What you are asked to do
Copy all lines of the listing that include the string "Image".

Supplied data

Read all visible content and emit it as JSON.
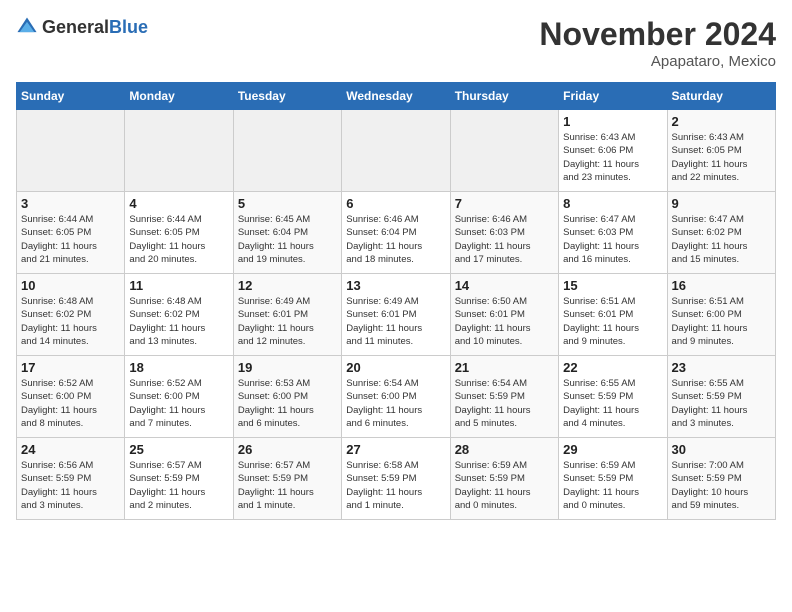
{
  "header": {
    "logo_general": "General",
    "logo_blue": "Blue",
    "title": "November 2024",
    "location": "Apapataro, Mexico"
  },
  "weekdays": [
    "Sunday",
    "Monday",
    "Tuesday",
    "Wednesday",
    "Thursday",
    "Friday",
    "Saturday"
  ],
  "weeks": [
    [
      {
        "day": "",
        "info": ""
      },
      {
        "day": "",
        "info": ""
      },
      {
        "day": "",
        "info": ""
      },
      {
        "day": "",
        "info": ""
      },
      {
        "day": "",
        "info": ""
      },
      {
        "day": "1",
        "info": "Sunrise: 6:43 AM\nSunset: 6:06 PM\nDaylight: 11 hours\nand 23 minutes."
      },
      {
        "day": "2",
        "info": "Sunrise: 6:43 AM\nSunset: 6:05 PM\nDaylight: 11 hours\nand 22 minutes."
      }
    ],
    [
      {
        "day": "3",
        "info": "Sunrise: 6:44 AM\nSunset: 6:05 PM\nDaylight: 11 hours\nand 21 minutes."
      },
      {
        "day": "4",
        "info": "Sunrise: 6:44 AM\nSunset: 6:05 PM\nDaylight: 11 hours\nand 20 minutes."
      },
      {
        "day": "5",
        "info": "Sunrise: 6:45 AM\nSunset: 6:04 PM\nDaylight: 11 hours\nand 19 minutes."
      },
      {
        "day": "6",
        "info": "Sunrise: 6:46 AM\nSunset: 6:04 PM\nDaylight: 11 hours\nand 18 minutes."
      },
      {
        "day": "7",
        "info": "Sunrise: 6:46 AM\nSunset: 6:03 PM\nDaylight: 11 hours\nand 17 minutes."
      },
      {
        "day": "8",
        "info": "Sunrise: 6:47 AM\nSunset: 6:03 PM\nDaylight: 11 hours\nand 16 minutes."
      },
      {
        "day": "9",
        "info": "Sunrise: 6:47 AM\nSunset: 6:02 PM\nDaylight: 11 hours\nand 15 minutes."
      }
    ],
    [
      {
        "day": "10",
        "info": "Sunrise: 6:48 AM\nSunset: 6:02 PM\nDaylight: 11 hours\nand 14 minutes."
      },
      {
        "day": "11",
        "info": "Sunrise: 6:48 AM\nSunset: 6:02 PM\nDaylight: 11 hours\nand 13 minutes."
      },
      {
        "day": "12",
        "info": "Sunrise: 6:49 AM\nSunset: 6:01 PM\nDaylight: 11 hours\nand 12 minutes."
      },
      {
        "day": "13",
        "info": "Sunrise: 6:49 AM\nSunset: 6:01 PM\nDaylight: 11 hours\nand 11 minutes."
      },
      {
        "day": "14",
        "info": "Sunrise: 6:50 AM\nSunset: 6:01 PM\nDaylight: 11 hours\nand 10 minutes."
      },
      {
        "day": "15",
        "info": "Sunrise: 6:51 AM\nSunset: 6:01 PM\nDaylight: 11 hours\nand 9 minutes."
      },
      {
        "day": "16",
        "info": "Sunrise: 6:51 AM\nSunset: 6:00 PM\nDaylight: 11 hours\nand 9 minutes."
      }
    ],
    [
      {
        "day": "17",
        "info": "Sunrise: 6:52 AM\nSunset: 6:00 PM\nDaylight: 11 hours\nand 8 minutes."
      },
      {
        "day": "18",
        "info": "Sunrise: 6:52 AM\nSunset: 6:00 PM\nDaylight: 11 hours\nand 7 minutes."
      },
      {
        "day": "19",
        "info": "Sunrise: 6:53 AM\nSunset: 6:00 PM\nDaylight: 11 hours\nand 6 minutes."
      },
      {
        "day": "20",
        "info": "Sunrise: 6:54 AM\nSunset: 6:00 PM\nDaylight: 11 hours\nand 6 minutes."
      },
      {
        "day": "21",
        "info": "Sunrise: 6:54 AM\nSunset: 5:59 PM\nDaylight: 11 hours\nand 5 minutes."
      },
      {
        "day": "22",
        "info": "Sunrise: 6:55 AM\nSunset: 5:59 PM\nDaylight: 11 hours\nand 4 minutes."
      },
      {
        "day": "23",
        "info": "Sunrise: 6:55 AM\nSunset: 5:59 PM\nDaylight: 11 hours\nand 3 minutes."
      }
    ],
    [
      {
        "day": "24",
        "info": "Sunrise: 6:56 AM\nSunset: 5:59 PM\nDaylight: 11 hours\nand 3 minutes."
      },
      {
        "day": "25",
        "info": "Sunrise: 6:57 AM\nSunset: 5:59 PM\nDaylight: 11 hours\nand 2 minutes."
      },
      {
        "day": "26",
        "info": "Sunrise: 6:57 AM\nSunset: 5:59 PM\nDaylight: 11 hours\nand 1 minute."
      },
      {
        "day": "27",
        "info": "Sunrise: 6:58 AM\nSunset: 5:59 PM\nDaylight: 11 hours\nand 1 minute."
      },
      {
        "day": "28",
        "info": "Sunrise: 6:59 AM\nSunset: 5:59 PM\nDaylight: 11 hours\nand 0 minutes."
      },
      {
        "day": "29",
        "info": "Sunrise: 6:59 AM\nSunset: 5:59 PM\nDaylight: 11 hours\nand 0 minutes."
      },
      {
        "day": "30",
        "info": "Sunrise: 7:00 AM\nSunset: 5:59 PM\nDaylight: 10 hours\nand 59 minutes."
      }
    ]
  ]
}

* * *

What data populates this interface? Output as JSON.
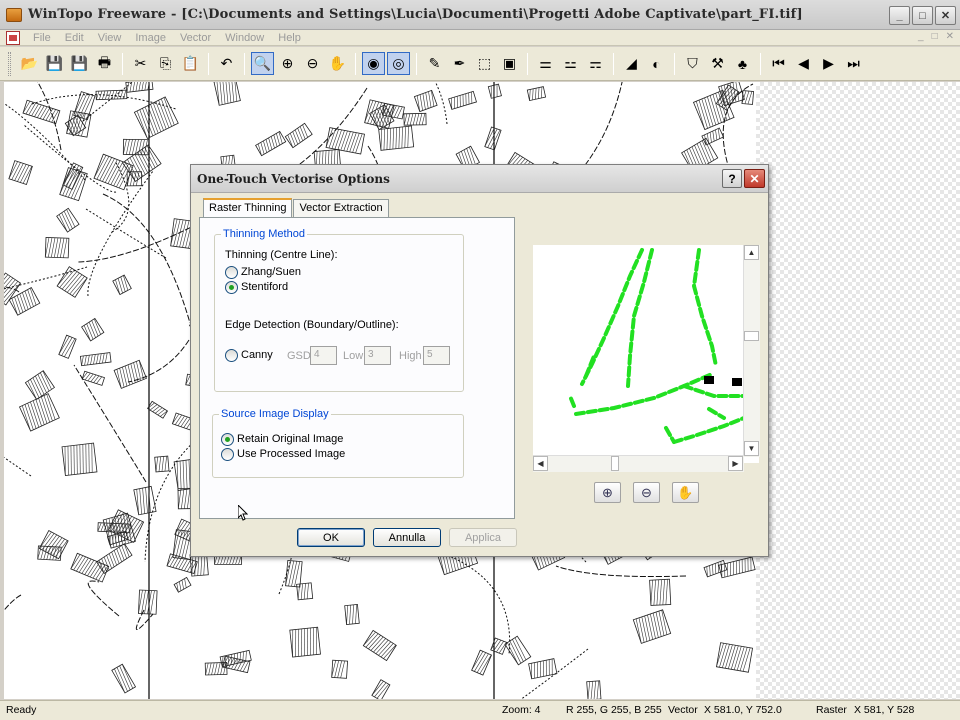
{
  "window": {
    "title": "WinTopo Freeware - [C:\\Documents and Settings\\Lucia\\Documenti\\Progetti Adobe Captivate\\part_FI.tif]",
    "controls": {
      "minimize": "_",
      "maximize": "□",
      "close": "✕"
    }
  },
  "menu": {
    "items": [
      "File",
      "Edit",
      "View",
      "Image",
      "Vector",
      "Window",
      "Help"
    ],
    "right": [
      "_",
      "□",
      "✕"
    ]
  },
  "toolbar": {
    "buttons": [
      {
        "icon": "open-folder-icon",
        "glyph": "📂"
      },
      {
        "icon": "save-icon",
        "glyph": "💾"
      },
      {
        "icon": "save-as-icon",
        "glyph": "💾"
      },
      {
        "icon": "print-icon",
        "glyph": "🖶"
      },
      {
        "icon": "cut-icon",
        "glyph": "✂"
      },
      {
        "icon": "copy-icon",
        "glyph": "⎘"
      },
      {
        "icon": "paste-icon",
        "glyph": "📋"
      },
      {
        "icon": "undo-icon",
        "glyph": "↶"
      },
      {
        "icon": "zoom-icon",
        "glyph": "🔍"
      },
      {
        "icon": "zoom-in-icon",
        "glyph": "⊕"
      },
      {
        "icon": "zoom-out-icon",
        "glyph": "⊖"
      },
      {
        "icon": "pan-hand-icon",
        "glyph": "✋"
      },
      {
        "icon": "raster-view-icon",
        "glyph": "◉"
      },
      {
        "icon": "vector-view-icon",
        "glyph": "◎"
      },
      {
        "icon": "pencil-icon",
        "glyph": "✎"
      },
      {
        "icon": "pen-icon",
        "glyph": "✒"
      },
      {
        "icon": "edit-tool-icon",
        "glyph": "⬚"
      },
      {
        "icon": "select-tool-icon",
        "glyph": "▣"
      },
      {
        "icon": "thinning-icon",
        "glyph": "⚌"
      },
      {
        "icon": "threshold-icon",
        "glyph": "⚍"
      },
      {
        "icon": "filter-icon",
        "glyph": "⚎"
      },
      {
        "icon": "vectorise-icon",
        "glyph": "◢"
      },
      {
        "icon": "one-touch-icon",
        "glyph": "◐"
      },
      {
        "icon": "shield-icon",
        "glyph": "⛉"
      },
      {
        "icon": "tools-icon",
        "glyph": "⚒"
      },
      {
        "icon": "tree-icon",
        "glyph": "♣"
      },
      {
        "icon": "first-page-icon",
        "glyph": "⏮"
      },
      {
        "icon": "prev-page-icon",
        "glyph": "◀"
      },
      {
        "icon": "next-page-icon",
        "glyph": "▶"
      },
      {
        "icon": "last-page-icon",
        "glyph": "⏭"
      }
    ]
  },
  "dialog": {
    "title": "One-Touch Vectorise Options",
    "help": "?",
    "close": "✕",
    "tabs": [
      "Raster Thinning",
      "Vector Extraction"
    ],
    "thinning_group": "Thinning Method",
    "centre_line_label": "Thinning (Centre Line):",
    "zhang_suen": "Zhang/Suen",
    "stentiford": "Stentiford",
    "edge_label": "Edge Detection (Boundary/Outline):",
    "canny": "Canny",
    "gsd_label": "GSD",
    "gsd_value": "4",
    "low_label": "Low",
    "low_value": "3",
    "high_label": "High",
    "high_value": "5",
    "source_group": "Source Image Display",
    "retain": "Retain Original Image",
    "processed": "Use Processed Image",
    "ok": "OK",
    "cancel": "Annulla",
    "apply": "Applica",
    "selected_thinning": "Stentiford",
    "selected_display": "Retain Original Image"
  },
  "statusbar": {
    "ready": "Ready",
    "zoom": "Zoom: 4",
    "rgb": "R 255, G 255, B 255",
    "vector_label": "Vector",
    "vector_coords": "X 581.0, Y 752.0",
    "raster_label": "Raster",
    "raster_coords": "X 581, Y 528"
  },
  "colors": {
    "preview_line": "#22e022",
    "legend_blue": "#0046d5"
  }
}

---

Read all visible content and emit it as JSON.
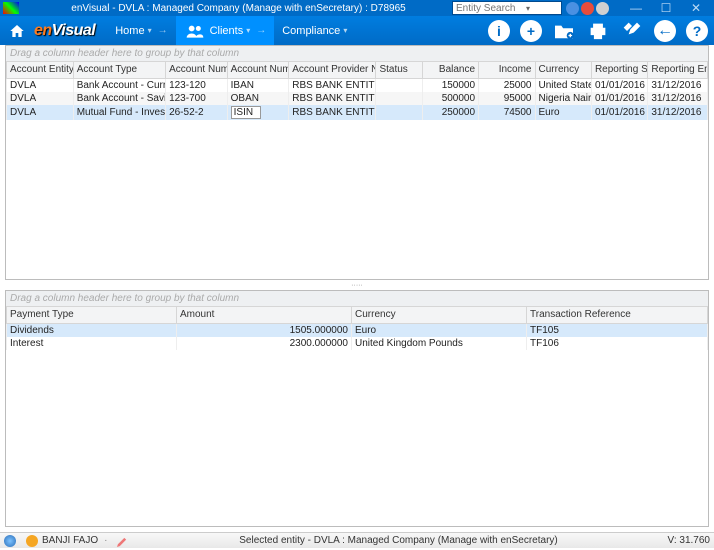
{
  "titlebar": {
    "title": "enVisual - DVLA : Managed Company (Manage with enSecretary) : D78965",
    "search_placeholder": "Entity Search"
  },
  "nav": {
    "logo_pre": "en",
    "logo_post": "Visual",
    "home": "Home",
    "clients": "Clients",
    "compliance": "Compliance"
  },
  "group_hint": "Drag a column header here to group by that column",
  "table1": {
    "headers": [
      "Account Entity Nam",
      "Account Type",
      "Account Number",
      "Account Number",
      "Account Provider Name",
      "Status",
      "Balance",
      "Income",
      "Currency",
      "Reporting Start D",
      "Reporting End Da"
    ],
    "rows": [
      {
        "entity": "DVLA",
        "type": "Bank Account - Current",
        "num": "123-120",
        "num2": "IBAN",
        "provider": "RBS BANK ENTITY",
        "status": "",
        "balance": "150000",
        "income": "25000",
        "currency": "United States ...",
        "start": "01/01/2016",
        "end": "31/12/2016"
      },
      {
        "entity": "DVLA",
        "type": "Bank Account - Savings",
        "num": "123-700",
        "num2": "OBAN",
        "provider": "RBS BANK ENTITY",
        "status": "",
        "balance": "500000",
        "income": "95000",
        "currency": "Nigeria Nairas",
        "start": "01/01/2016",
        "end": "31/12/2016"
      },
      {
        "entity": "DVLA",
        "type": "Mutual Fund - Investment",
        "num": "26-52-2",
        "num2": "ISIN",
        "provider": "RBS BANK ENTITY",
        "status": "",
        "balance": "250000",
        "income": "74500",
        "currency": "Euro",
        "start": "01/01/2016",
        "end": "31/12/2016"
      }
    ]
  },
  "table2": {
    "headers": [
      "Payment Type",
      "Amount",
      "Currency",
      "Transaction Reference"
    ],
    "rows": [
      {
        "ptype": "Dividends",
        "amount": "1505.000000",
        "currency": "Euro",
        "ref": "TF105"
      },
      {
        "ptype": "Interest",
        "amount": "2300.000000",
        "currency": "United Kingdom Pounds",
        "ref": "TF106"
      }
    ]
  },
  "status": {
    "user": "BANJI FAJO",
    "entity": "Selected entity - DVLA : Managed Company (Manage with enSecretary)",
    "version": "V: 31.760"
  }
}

Result for this exercise
      "Image",
    "source_group": "Source Image Display",
    "retain": "Retain Original Image",
    "processed": "Use Processed Image",
    "selected_display": "Retain Original Image"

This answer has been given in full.